Written exercise: Find every line of the listing below where "glyph" appears, and copy it.

(Data extracted from a collection)
begin

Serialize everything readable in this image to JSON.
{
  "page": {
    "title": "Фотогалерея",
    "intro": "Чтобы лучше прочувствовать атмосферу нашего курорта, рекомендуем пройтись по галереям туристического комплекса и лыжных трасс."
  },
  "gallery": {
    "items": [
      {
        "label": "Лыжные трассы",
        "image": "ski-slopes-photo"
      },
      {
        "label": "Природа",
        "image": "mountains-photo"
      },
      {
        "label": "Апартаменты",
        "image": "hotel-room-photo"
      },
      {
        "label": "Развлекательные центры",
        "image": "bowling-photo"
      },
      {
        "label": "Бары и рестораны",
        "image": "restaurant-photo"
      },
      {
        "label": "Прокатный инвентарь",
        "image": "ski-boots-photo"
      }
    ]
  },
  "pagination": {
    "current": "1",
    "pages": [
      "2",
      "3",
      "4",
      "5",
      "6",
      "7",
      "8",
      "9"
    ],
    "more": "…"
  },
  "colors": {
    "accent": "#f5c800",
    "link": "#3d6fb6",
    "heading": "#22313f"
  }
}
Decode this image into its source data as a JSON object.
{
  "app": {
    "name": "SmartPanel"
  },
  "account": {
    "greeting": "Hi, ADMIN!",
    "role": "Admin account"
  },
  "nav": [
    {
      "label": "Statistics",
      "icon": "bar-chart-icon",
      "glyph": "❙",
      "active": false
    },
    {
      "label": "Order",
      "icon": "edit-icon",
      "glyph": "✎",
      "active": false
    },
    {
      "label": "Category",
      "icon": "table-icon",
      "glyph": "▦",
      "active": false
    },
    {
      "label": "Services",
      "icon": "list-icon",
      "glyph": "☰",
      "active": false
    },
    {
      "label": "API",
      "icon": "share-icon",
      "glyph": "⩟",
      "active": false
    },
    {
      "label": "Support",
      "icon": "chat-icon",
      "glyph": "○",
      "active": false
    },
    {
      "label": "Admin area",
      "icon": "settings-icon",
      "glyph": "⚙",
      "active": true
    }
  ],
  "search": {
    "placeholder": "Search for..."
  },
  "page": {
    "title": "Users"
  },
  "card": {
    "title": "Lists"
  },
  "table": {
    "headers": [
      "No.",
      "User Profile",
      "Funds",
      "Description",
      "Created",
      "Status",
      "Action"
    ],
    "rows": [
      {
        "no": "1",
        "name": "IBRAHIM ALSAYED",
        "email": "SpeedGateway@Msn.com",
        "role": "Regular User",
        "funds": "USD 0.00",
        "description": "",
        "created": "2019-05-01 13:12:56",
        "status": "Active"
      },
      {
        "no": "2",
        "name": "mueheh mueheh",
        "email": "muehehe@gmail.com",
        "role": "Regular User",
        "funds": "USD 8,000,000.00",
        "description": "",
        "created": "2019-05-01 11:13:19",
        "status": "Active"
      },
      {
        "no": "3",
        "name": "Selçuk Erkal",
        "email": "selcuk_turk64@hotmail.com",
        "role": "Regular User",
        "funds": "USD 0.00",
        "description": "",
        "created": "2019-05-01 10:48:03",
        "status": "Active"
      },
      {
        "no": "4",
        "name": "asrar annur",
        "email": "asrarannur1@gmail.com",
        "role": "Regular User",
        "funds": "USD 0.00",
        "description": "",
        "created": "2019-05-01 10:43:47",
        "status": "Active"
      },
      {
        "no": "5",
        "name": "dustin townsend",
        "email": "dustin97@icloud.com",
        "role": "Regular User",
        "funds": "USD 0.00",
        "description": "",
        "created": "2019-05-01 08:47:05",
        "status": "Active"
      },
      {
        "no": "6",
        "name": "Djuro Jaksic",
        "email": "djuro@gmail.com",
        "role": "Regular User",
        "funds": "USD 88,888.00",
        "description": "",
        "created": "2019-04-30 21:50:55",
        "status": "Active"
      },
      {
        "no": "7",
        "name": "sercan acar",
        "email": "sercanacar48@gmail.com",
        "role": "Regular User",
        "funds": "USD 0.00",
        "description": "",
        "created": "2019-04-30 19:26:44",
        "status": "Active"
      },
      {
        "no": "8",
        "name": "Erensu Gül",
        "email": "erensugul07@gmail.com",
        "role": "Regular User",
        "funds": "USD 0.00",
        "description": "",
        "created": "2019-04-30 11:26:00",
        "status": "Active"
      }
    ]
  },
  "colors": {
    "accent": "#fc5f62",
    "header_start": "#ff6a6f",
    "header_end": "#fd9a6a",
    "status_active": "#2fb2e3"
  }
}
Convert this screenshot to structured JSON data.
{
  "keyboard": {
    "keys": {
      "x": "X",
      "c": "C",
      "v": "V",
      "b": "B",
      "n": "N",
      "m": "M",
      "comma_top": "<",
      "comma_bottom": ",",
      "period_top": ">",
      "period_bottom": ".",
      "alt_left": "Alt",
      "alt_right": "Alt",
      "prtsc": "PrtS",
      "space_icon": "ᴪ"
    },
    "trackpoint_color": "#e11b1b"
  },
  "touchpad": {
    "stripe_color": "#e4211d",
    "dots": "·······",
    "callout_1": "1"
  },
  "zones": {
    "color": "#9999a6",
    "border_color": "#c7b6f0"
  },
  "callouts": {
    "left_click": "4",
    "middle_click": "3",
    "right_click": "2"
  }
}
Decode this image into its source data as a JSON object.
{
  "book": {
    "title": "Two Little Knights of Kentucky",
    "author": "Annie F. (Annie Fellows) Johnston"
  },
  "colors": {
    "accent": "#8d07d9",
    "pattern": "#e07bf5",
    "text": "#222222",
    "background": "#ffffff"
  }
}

end

Exercise result:
      "glyph": "❙",
      "glyph": "✎",
      "glyph": "▦",
      "glyph": "☰",
      "glyph": "⩟",
      "glyph": "○",
      "glyph": "⚙",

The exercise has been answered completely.